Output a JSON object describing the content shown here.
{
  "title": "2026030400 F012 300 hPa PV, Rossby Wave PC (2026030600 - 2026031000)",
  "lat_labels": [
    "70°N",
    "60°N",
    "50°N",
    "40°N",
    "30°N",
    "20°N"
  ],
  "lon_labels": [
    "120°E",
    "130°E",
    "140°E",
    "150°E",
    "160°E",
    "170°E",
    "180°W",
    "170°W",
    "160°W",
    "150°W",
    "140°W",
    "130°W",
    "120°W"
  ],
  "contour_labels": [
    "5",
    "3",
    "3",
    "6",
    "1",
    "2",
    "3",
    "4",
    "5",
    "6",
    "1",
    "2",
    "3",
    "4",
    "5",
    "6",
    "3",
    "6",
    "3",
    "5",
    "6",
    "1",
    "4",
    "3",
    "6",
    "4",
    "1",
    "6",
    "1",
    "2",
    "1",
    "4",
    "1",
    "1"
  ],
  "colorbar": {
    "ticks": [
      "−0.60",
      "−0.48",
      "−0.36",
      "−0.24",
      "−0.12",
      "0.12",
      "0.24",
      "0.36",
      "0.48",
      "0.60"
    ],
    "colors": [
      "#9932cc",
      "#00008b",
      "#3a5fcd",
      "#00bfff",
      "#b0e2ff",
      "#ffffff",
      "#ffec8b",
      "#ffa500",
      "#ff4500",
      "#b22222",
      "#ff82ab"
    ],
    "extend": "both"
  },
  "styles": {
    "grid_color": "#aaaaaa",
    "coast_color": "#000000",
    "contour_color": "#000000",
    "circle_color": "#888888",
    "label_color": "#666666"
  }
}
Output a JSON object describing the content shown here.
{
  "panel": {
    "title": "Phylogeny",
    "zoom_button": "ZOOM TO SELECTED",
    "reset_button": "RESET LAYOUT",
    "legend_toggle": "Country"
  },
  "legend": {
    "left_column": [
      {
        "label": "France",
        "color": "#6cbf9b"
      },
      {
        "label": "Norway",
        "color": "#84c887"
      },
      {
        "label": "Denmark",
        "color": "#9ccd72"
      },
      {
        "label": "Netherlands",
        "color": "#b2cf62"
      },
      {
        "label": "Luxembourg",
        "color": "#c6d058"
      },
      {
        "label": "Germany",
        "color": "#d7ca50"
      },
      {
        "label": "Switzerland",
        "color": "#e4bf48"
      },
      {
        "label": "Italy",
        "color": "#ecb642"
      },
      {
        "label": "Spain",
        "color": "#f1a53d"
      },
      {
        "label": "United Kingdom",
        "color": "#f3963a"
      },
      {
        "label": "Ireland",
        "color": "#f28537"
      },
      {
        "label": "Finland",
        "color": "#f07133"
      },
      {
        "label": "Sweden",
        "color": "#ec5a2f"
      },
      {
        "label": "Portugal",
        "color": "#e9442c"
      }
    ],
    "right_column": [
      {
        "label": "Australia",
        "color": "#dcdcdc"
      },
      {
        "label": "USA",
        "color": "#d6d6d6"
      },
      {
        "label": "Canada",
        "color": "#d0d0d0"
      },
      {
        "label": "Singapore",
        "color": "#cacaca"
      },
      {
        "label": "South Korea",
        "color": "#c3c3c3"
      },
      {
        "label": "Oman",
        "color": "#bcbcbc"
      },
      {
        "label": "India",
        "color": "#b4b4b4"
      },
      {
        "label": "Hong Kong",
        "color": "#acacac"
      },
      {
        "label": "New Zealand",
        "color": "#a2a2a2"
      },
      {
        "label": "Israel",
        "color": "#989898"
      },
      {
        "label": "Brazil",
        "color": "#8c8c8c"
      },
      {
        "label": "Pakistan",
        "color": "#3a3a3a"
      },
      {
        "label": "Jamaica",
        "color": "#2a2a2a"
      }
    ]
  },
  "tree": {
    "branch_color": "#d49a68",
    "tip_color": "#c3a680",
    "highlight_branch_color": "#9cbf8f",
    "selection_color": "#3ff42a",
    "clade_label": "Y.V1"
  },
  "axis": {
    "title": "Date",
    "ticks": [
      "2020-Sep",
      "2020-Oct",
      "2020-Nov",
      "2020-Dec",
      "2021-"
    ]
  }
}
########
◆ EXERCISE OBJECTIVE: Return each entry from above without altering a single character.

◆ FINISHED ANSWER:
Output a JSON object describing the content shown here.
{
  "title": "2026030400 F012 300 hPa PV, Rossby Wave PC (2026030600 - 2026031000)",
  "lat_labels": [
    "70°N",
    "60°N",
    "50°N",
    "40°N",
    "30°N",
    "20°N"
  ],
  "lon_labels": [
    "120°E",
    "130°E",
    "140°E",
    "150°E",
    "160°E",
    "170°E",
    "180°W",
    "170°W",
    "160°W",
    "150°W",
    "140°W",
    "130°W",
    "120°W"
  ],
  "contour_labels": [
    "5",
    "3",
    "3",
    "6",
    "1",
    "2",
    "3",
    "4",
    "5",
    "6",
    "1",
    "2",
    "3",
    "4",
    "5",
    "6",
    "3",
    "6",
    "3",
    "5",
    "6",
    "1",
    "4",
    "3",
    "6",
    "4",
    "1",
    "6",
    "1",
    "2",
    "1",
    "4",
    "1",
    "1"
  ],
  "colorbar": {
    "ticks": [
      "−0.60",
      "−0.48",
      "−0.36",
      "−0.24",
      "−0.12",
      "0.12",
      "0.24",
      "0.36",
      "0.48",
      "0.60"
    ],
    "colors": [
      "#9932cc",
      "#00008b",
      "#3a5fcd",
      "#00bfff",
      "#b0e2ff",
      "#ffffff",
      "#ffec8b",
      "#ffa500",
      "#ff4500",
      "#b22222",
      "#ff82ab"
    ],
    "extend": "both"
  },
  "styles": {
    "grid_color": "#aaaaaa",
    "coast_color": "#000000",
    "contour_color": "#000000",
    "circle_color": "#888888",
    "label_color": "#666666"
  }
}
Output a JSON object describing the content shown here.
{
  "panel": {
    "title": "Phylogeny",
    "zoom_button": "ZOOM TO SELECTED",
    "reset_button": "RESET LAYOUT",
    "legend_toggle": "Country"
  },
  "legend": {
    "left_column": [
      {
        "label": "France",
        "color": "#6cbf9b"
      },
      {
        "label": "Norway",
        "color": "#84c887"
      },
      {
        "label": "Denmark",
        "color": "#9ccd72"
      },
      {
        "label": "Netherlands",
        "color": "#b2cf62"
      },
      {
        "label": "Luxembourg",
        "color": "#c6d058"
      },
      {
        "label": "Germany",
        "color": "#d7ca50"
      },
      {
        "label": "Switzerland",
        "color": "#e4bf48"
      },
      {
        "label": "Italy",
        "color": "#ecb642"
      },
      {
        "label": "Spain",
        "color": "#f1a53d"
      },
      {
        "label": "United Kingdom",
        "color": "#f3963a"
      },
      {
        "label": "Ireland",
        "color": "#f28537"
      },
      {
        "label": "Finland",
        "color": "#f07133"
      },
      {
        "label": "Sweden",
        "color": "#ec5a2f"
      },
      {
        "label": "Portugal",
        "color": "#e9442c"
      }
    ],
    "right_column": [
      {
        "label": "Australia",
        "color": "#dcdcdc"
      },
      {
        "label": "USA",
        "color": "#d6d6d6"
      },
      {
        "label": "Canada",
        "color": "#d0d0d0"
      },
      {
        "label": "Singapore",
        "color": "#cacaca"
      },
      {
        "label": "South Korea",
        "color": "#c3c3c3"
      },
      {
        "label": "Oman",
        "color": "#bcbcbc"
      },
      {
        "label": "India",
        "color": "#b4b4b4"
      },
      {
        "label": "Hong Kong",
        "color": "#acacac"
      },
      {
        "label": "New Zealand",
        "color": "#a2a2a2"
      },
      {
        "label": "Israel",
        "color": "#989898"
      },
      {
        "label": "Brazil",
        "color": "#8c8c8c"
      },
      {
        "label": "Pakistan",
        "color": "#3a3a3a"
      },
      {
        "label": "Jamaica",
        "color": "#2a2a2a"
      }
    ]
  },
  "tree": {
    "branch_color": "#d49a68",
    "tip_color": "#c3a680",
    "highlight_branch_color": "#9cbf8f",
    "selection_color": "#3ff42a",
    "clade_label": "Y.V1"
  },
  "axis": {
    "title": "Date",
    "ticks": [
      "2020-Sep",
      "2020-Oct",
      "2020-Nov",
      "2020-Dec",
      "2021-"
    ]
  }
}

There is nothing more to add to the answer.